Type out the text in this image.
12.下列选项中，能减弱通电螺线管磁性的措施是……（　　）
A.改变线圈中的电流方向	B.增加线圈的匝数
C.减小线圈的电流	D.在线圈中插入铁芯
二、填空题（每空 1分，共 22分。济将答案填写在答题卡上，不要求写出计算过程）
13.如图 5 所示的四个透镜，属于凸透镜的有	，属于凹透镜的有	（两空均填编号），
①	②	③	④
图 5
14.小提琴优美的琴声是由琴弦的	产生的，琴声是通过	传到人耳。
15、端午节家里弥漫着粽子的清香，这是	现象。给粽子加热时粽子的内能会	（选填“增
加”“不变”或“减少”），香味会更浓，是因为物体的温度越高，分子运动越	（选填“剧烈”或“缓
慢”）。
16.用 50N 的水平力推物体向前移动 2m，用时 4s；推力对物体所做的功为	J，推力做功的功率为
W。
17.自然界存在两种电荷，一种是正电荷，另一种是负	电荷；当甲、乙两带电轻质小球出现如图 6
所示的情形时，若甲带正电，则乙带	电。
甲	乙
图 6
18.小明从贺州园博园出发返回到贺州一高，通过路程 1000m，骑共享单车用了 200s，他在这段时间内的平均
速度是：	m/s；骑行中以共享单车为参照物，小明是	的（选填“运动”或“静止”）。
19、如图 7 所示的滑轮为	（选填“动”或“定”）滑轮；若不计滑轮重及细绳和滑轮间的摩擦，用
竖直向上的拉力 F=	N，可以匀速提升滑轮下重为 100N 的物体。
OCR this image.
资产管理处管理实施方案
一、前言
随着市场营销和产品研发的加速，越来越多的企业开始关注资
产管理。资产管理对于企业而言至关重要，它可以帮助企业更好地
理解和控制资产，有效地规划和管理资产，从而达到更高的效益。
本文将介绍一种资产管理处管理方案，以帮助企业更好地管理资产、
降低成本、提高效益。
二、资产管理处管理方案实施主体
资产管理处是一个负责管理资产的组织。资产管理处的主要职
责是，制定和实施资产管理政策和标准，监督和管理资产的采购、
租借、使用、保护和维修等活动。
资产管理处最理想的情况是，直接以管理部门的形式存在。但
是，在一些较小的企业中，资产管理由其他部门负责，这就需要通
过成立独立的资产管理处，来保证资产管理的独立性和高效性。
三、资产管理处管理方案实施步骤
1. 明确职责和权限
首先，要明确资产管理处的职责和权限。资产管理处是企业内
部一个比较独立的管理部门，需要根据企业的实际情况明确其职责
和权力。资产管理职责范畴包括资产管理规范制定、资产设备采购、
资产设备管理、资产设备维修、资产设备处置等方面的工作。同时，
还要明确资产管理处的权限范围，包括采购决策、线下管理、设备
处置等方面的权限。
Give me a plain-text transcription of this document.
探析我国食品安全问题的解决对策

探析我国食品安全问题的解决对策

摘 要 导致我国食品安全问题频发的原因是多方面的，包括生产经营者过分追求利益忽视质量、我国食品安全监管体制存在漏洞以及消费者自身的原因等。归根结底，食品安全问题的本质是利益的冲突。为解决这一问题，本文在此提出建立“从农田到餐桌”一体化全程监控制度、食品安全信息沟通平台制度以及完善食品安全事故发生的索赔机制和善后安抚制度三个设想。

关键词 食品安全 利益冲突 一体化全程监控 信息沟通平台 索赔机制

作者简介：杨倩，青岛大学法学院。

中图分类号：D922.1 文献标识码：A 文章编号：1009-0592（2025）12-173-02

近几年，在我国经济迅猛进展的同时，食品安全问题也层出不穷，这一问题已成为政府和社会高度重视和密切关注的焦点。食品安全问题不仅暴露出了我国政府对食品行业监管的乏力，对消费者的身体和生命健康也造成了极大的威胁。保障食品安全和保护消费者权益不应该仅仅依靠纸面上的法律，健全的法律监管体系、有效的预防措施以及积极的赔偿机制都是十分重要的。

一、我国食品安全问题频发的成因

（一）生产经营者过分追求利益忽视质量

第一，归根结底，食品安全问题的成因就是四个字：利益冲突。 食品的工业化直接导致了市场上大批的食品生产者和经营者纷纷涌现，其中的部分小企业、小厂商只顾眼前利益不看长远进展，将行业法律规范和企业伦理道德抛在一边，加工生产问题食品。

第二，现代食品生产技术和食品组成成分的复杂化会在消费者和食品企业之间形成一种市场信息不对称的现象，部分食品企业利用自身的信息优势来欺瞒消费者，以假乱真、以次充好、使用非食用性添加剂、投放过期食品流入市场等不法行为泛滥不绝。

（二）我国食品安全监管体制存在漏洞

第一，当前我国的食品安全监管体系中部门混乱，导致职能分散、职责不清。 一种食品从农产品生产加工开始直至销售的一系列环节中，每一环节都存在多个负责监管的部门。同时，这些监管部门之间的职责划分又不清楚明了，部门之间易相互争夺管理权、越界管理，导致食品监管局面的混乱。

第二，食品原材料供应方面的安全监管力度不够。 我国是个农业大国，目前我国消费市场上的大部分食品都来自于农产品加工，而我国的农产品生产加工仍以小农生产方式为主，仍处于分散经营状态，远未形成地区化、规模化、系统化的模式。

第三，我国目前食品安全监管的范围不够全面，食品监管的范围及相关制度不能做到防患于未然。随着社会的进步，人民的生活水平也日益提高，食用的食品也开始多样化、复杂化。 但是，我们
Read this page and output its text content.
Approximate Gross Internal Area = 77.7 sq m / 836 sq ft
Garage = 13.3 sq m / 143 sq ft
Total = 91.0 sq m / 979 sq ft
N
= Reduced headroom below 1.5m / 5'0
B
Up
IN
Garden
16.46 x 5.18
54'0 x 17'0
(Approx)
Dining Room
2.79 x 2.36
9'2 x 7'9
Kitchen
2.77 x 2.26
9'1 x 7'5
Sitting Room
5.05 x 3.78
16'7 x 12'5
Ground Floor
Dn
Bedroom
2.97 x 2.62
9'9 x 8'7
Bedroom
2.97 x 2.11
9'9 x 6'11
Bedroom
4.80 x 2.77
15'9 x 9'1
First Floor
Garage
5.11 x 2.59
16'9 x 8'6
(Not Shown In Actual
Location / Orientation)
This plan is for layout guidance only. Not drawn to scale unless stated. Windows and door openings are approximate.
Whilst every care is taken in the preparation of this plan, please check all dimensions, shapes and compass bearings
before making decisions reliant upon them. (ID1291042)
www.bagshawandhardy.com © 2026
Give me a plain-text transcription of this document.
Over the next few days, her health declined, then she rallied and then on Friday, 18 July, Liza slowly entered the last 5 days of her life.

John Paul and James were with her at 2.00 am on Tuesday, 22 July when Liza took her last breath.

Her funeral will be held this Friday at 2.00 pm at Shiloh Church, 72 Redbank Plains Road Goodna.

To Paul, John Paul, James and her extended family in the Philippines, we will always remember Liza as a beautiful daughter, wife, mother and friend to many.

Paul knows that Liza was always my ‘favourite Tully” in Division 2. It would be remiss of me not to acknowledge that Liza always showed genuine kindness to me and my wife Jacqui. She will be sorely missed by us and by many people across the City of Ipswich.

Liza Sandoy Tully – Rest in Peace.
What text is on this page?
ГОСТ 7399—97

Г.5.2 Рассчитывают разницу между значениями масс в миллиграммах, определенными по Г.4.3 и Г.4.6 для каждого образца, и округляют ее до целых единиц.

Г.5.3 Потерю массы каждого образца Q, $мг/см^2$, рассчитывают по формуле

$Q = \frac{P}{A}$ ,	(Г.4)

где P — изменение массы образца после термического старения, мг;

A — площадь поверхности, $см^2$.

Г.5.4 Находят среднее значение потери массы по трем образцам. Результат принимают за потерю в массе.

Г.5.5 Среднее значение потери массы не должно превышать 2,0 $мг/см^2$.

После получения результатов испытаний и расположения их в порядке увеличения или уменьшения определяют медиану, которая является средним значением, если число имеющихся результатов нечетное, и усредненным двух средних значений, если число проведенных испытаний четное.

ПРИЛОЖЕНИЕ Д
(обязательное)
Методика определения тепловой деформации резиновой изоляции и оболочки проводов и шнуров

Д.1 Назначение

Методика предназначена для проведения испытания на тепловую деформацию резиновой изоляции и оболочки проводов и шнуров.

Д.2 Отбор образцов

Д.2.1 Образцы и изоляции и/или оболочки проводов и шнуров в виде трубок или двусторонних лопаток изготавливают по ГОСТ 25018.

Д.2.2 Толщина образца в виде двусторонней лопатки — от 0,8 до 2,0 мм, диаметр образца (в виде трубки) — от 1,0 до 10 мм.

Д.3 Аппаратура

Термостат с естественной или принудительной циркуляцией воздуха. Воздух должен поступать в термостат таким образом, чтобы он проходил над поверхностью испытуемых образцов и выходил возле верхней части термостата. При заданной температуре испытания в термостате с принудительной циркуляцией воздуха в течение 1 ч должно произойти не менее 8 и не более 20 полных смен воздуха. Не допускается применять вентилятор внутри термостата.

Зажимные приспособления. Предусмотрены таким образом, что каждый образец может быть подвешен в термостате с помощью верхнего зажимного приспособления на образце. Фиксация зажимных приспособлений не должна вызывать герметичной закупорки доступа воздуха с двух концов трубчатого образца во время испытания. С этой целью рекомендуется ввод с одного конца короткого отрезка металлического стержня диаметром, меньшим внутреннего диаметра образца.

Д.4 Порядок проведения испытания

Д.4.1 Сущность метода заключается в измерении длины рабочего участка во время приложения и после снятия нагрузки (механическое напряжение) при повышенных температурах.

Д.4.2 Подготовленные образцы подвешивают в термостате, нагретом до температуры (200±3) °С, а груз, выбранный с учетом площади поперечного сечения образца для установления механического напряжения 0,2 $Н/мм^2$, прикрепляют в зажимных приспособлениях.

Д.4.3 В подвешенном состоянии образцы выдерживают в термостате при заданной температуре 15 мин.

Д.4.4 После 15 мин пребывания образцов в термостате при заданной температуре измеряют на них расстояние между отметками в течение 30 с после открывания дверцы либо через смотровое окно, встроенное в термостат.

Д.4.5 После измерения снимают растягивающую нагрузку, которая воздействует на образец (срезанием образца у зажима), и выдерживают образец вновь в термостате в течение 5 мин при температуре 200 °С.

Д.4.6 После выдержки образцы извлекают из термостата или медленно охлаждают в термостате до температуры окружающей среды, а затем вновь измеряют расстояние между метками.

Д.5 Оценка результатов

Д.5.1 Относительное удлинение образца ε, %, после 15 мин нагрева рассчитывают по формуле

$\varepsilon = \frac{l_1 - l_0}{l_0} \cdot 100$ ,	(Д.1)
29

........

Exercise description
Show the lines of the records that include the string "виде".

Answer to this exercise
Д.2.1 Образцы и изоляции и/или оболочки проводов и шнуров в виде трубок или двусторонних лопаток изготавливают по ГОСТ 25018.
Д.2.2 Толщина образца в виде двусторонней лопатки — от 0,8 до 2,0 мм, диаметр образца (в виде трубки) — от 1,0 до 10 мм.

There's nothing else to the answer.